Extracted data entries
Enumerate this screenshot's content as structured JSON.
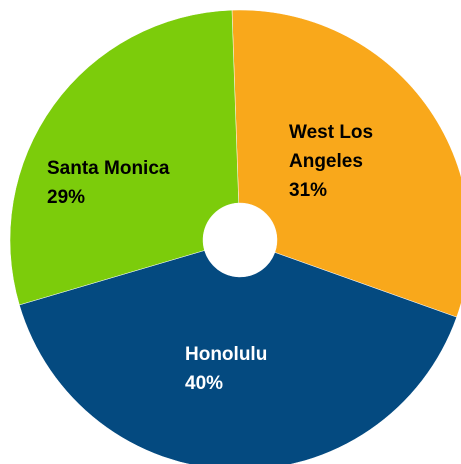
{
  "chart_data": {
    "type": "pie",
    "donut": true,
    "categories": [
      "West Los Angeles",
      "Honolulu",
      "Santa Monica"
    ],
    "values": [
      31,
      40,
      29
    ],
    "value_labels": [
      "31%",
      "40%",
      "29%"
    ],
    "colors": [
      "#f9a81b",
      "#044a80",
      "#7ccc0b"
    ]
  }
}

● **Aim of the exercise**
Pictures are not part of the copy; output everything else in the records exactly.

● **Solution to the problem**
Enumerate this screenshot's content as structured JSON.
{
  "chart_data": {
    "type": "pie",
    "donut": true,
    "categories": [
      "West Los Angeles",
      "Honolulu",
      "Santa Monica"
    ],
    "values": [
      31,
      40,
      29
    ],
    "value_labels": [
      "31%",
      "40%",
      "29%"
    ],
    "colors": [
      "#f9a81b",
      "#044a80",
      "#7ccc0b"
    ]
  }
}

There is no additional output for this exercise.